> **Instruction**:
Copy each line where the word "中山大学附属第六医院" occurs.

> **Exercise inputs**:

--------------------

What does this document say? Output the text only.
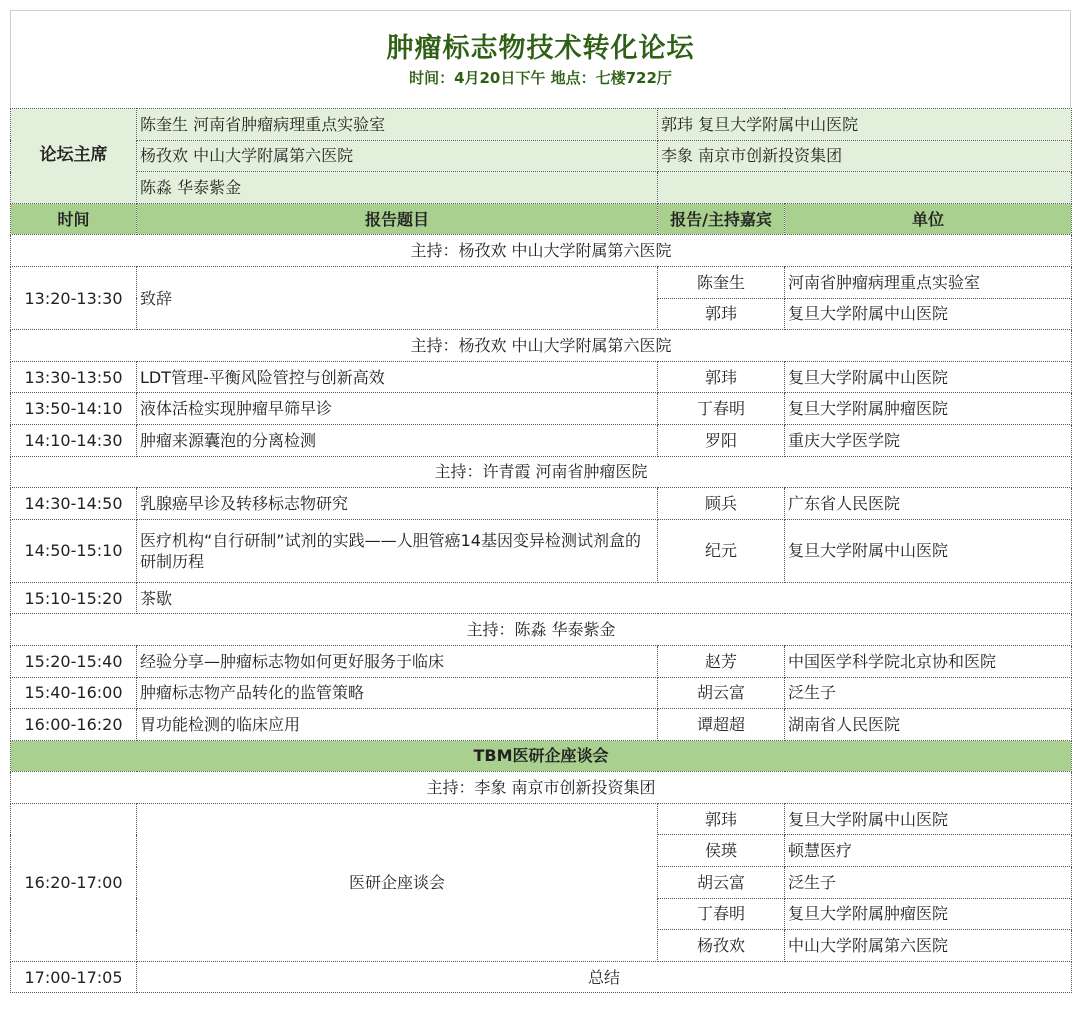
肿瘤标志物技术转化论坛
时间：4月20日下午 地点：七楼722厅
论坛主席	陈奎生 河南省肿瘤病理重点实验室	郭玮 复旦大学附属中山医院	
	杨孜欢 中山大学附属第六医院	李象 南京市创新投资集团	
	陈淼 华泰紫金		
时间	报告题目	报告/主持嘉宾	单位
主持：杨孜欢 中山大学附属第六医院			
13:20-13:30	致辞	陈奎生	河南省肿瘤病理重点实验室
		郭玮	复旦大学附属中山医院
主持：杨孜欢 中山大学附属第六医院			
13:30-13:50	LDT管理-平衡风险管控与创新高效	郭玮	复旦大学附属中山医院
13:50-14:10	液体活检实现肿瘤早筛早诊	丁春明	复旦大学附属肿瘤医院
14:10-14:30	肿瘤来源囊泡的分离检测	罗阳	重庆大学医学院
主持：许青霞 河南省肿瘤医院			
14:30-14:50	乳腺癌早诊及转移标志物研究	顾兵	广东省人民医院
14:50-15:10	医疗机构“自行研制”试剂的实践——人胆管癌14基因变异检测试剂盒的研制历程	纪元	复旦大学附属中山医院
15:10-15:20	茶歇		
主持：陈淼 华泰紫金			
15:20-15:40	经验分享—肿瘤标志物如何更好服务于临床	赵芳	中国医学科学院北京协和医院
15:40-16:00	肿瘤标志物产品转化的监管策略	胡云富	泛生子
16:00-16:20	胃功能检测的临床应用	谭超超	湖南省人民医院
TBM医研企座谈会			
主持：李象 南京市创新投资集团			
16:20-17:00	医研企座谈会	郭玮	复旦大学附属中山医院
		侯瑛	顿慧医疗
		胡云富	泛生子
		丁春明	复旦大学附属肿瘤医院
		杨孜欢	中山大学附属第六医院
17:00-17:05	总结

--------------------

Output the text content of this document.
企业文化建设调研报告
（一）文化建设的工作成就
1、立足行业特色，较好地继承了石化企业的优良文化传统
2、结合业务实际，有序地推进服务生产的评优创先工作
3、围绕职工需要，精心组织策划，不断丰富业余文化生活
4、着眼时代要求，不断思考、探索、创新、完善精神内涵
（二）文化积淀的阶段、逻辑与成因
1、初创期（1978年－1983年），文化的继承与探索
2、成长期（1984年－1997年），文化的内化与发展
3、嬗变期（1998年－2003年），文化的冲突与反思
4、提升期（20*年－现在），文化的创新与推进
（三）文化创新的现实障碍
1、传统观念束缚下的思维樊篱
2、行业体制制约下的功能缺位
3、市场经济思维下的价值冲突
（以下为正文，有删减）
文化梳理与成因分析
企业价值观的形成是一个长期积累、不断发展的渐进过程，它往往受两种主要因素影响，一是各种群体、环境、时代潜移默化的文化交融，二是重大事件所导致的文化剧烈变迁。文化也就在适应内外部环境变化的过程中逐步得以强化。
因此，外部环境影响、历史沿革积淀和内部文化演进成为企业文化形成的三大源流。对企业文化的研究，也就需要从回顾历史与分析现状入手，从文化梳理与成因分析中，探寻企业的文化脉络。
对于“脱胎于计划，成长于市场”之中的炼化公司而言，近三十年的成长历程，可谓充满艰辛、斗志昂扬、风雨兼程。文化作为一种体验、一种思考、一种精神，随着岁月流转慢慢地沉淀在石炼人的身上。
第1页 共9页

--------------------

> **Answer to this problem**:
	杨孜欢 中山大学附属第六医院	李象 南京市创新投资集团	
主持：杨孜欢 中山大学附属第六医院			
主持：杨孜欢 中山大学附属第六医院			
		杨孜欢	中山大学附属第六医院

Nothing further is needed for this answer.